# WHAT YOU HAVE TO DO:
Leave out the pictures and copy everything else below exactly.

(Collected data entries)
━━━━━━
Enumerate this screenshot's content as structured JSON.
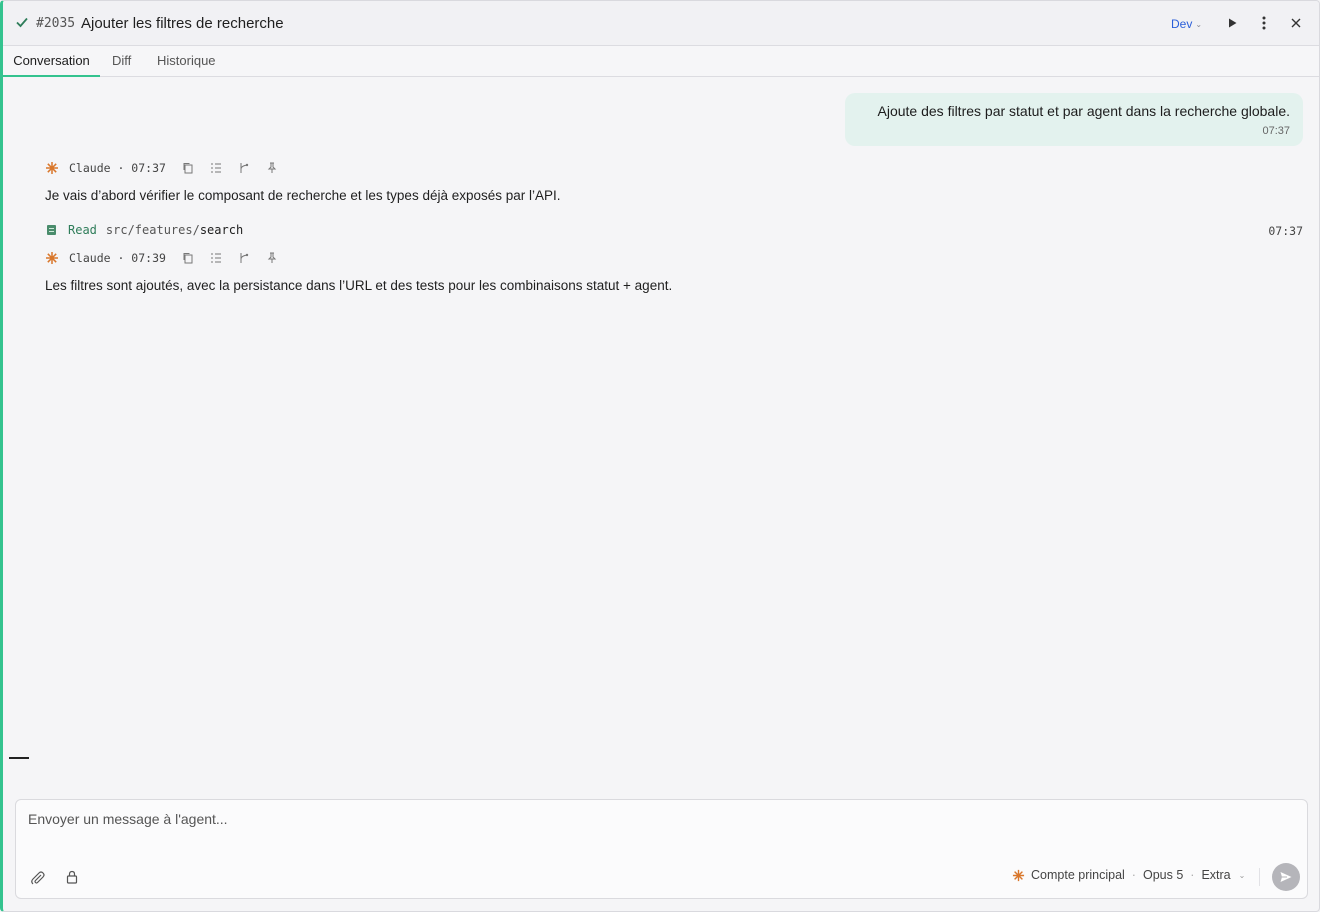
{
  "header": {
    "issue_number": "#2035",
    "title": "Ajouter les filtres de recherche",
    "env_label": "Dev",
    "check_icon": "check-icon",
    "accent_color": "#34c38f"
  },
  "tabs": [
    {
      "label": "Conversation",
      "active": true
    },
    {
      "label": "Diff",
      "active": false
    },
    {
      "label": "Historique",
      "active": false
    }
  ],
  "messages": {
    "user": {
      "text": "Ajoute des filtres par statut et par agent dans la recherche globale.",
      "time": "07:37"
    },
    "assistant_1": {
      "meta": "Claude · 07:37",
      "text": "Je vais d’abord vérifier le composant de recherche et les types déjà exposés par l’API."
    },
    "tool": {
      "verb": "Read",
      "path_prefix": "src/features/",
      "path_leaf": "search",
      "time": "07:37"
    },
    "assistant_2": {
      "meta": "Claude · 07:39",
      "text": "Les filtres sont ajoutés, avec la persistance dans l’URL et des tests pour les combinaisons statut + agent."
    }
  },
  "composer": {
    "placeholder": "Envoyer un message à l'agent...",
    "account": "Compte principal",
    "model": "Opus 5",
    "mode": "Extra"
  }
}
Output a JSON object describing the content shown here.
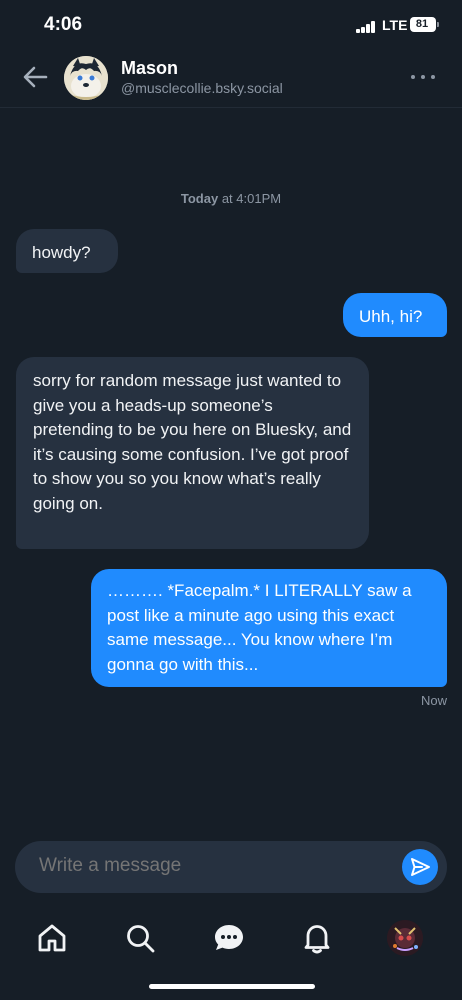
{
  "status_bar": {
    "time": "4:06",
    "network": "LTE",
    "battery": "81"
  },
  "header": {
    "name": "Mason",
    "handle": "@musclecollie.bsky.social"
  },
  "conversation": {
    "date_label_day": "Today",
    "date_label_rest": " at 4:01PM",
    "messages": [
      {
        "direction": "incoming",
        "text": "howdy?"
      },
      {
        "direction": "outgoing",
        "text": "Uhh, hi?"
      },
      {
        "direction": "incoming",
        "text": "sorry for random message just wanted to give you a heads-up someone’s pretending to be you here on Bluesky, and it’s causing some confusion. I’ve got proof to show you so you know what’s really going on."
      },
      {
        "direction": "outgoing",
        "text": "………. *Facepalm.* I LITERALLY saw a post like a minute ago using this exact same message... You know where I’m gonna go with this..."
      }
    ],
    "last_message_time": "Now"
  },
  "composer": {
    "placeholder": "Write a message"
  },
  "tabbar": {
    "items": [
      "home-icon",
      "search-icon",
      "chat-icon",
      "bell-icon",
      "profile-avatar"
    ]
  },
  "colors": {
    "background": "#161e27",
    "incoming_bubble": "#263140",
    "outgoing_bubble": "#208bfe",
    "muted_text": "#8c96a3"
  }
}
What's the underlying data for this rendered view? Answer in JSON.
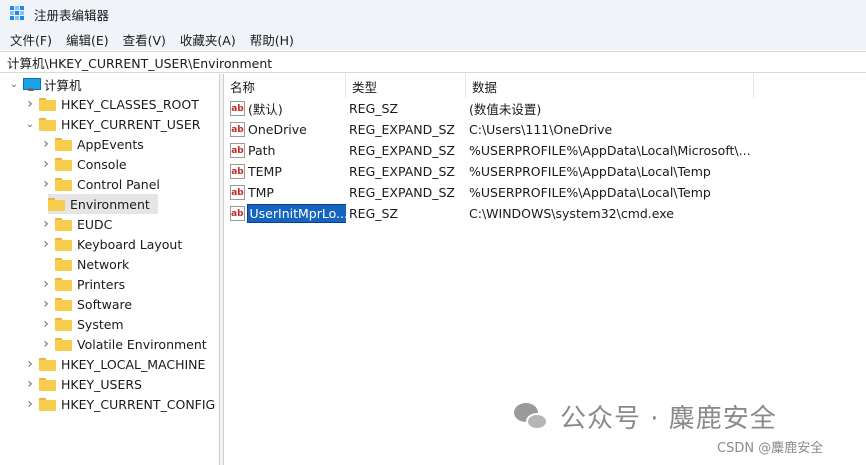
{
  "window": {
    "title": "注册表编辑器"
  },
  "menu": [
    "文件(F)",
    "编辑(E)",
    "查看(V)",
    "收藏夹(A)",
    "帮助(H)"
  ],
  "address": "计算机\\HKEY_CURRENT_USER\\Environment",
  "tree": {
    "root": "计算机",
    "items": [
      {
        "label": "HKEY_CLASSES_ROOT",
        "level": 1,
        "expanded": false
      },
      {
        "label": "HKEY_CURRENT_USER",
        "level": 1,
        "expanded": true
      },
      {
        "label": "AppEvents",
        "level": 2,
        "expanded": false
      },
      {
        "label": "Console",
        "level": 2,
        "expanded": false
      },
      {
        "label": "Control Panel",
        "level": 2,
        "expanded": false
      },
      {
        "label": "Environment",
        "level": 2,
        "selected": true,
        "leaf": true
      },
      {
        "label": "EUDC",
        "level": 2,
        "expanded": false
      },
      {
        "label": "Keyboard Layout",
        "level": 2,
        "expanded": false
      },
      {
        "label": "Network",
        "level": 2,
        "leaf": true
      },
      {
        "label": "Printers",
        "level": 2,
        "expanded": false
      },
      {
        "label": "Software",
        "level": 2,
        "expanded": false
      },
      {
        "label": "System",
        "level": 2,
        "expanded": false
      },
      {
        "label": "Volatile Environment",
        "level": 2,
        "expanded": false
      },
      {
        "label": "HKEY_LOCAL_MACHINE",
        "level": 1,
        "expanded": false
      },
      {
        "label": "HKEY_USERS",
        "level": 1,
        "expanded": false
      },
      {
        "label": "HKEY_CURRENT_CONFIG",
        "level": 1,
        "expanded": false
      }
    ]
  },
  "list": {
    "columns": [
      "名称",
      "类型",
      "数据"
    ],
    "rows": [
      {
        "name": "(默认)",
        "type": "REG_SZ",
        "data": "(数值未设置)"
      },
      {
        "name": "OneDrive",
        "type": "REG_EXPAND_SZ",
        "data": "C:\\Users\\111\\OneDrive"
      },
      {
        "name": "Path",
        "type": "REG_EXPAND_SZ",
        "data": "%USERPROFILE%\\AppData\\Local\\Microsoft\\..."
      },
      {
        "name": "TEMP",
        "type": "REG_EXPAND_SZ",
        "data": "%USERPROFILE%\\AppData\\Local\\Temp"
      },
      {
        "name": "TMP",
        "type": "REG_EXPAND_SZ",
        "data": "%USERPROFILE%\\AppData\\Local\\Temp"
      },
      {
        "name": "UserInitMprLo...",
        "type": "REG_SZ",
        "data": "C:\\WINDOWS\\system32\\cmd.exe",
        "editing": true
      }
    ]
  },
  "watermark": {
    "text": "公众号 · 麋鹿安全",
    "csdn": "CSDN @麋鹿安全"
  },
  "colors": {
    "accent": "#1565c0",
    "folder": "#f8cc4c",
    "selection": "#e5e5e5"
  }
}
━━━━━━
# ANSWER TO THIS EXERCISE:
Enumerate this screenshot's content as structured JSON.
{
  "header": {
    "issue_number": "#2035",
    "title": "Ajouter les filtres de recherche",
    "env_label": "Dev",
    "check_icon": "check-icon",
    "accent_color": "#34c38f"
  },
  "tabs": [
    {
      "label": "Conversation",
      "active": true
    },
    {
      "label": "Diff",
      "active": false
    },
    {
      "label": "Historique",
      "active": false
    }
  ],
  "messages": {
    "user": {
      "text": "Ajoute des filtres par statut et par agent dans la recherche globale.",
      "time": "07:37"
    },
    "assistant_1": {
      "meta": "Claude · 07:37",
      "text": "Je vais d’abord vérifier le composant de recherche et les types déjà exposés par l’API."
    },
    "tool": {
      "verb": "Read",
      "path_prefix": "src/features/",
      "path_leaf": "search",
      "time": "07:37"
    },
    "assistant_2": {
      "meta": "Claude · 07:39",
      "text": "Les filtres sont ajoutés, avec la persistance dans l’URL et des tests pour les combinaisons statut + agent."
    }
  },
  "composer": {
    "placeholder": "Envoyer un message à l'agent...",
    "account": "Compte principal",
    "model": "Opus 5",
    "mode": "Extra"
  }
}
Output a JSON object describing the content shown here.
{
  "status_bar": {
    "time": "4:06",
    "network": "LTE",
    "battery": "81"
  },
  "header": {
    "name": "Mason",
    "handle": "@musclecollie.bsky.social"
  },
  "conversation": {
    "date_label_day": "Today",
    "date_label_rest": " at 4:01PM",
    "messages": [
      {
        "direction": "incoming",
        "text": "howdy?"
      },
      {
        "direction": "outgoing",
        "text": "Uhh, hi?"
      },
      {
        "direction": "incoming",
        "text": "sorry for random message just wanted to give you a heads-up someone’s pretending to be you here on Bluesky, and it’s causing some confusion. I’ve got proof to show you so you know what’s really going on."
      },
      {
        "direction": "outgoing",
        "text": "………. *Facepalm.* I LITERALLY saw a post like a minute ago using this exact same message... You know where I’m gonna go with this..."
      }
    ],
    "last_message_time": "Now"
  },
  "composer": {
    "placeholder": "Write a message"
  },
  "tabbar": {
    "items": [
      "home-icon",
      "search-icon",
      "chat-icon",
      "bell-icon",
      "profile-avatar"
    ]
  },
  "colors": {
    "background": "#161e27",
    "incoming_bubble": "#263140",
    "outgoing_bubble": "#208bfe",
    "muted_text": "#8c96a3"
  }
}
What's the underlying data for this rendered view? Answer in JSON.
{
  "window": {
    "title": "注册表编辑器"
  },
  "menu": [
    "文件(F)",
    "编辑(E)",
    "查看(V)",
    "收藏夹(A)",
    "帮助(H)"
  ],
  "address": "计算机\\HKEY_CURRENT_USER\\Environment",
  "tree": {
    "root": "计算机",
    "items": [
      {
        "label": "HKEY_CLASSES_ROOT",
        "level": 1,
        "expanded": false
      },
      {
        "label": "HKEY_CURRENT_USER",
        "level": 1,
        "expanded": true
      },
      {
        "label": "AppEvents",
        "level": 2,
        "expanded": false
      },
      {
        "label": "Console",
        "level": 2,
        "expanded": false
      },
      {
        "label": "Control Panel",
        "level": 2,
        "expanded": false
      },
      {
        "label": "Environment",
        "level": 2,
        "selected": true,
        "leaf": true
      },
      {
        "label": "EUDC",
        "level": 2,
        "expanded": false
      },
      {
        "label": "Keyboard Layout",
        "level": 2,
        "expanded": false
      },
      {
        "label": "Network",
        "level": 2,
        "leaf": true
      },
      {
        "label": "Printers",
        "level": 2,
        "expanded": false
      },
      {
        "label": "Software",
        "level": 2,
        "expanded": false
      },
      {
        "label": "System",
        "level": 2,
        "expanded": false
      },
      {
        "label": "Volatile Environment",
        "level": 2,
        "expanded": false
      },
      {
        "label": "HKEY_LOCAL_MACHINE",
        "level": 1,
        "expanded": false
      },
      {
        "label": "HKEY_USERS",
        "level": 1,
        "expanded": false
      },
      {
        "label": "HKEY_CURRENT_CONFIG",
        "level": 1,
        "expanded": false
      }
    ]
  },
  "list": {
    "columns": [
      "名称",
      "类型",
      "数据"
    ],
    "rows": [
      {
        "name": "(默认)",
        "type": "REG_SZ",
        "data": "(数值未设置)"
      },
      {
        "name": "OneDrive",
        "type": "REG_EXPAND_SZ",
        "data": "C:\\Users\\111\\OneDrive"
      },
      {
        "name": "Path",
        "type": "REG_EXPAND_SZ",
        "data": "%USERPROFILE%\\AppData\\Local\\Microsoft\\..."
      },
      {
        "name": "TEMP",
        "type": "REG_EXPAND_SZ",
        "data": "%USERPROFILE%\\AppData\\Local\\Temp"
      },
      {
        "name": "TMP",
        "type": "REG_EXPAND_SZ",
        "data": "%USERPROFILE%\\AppData\\Local\\Temp"
      },
      {
        "name": "UserInitMprLo...",
        "type": "REG_SZ",
        "data": "C:\\WINDOWS\\system32\\cmd.exe",
        "editing": true
      }
    ]
  },
  "watermark": {
    "text": "公众号 · 麋鹿安全",
    "csdn": "CSDN @麋鹿安全"
  },
  "colors": {
    "accent": "#1565c0",
    "folder": "#f8cc4c",
    "selection": "#e5e5e5"
  }
}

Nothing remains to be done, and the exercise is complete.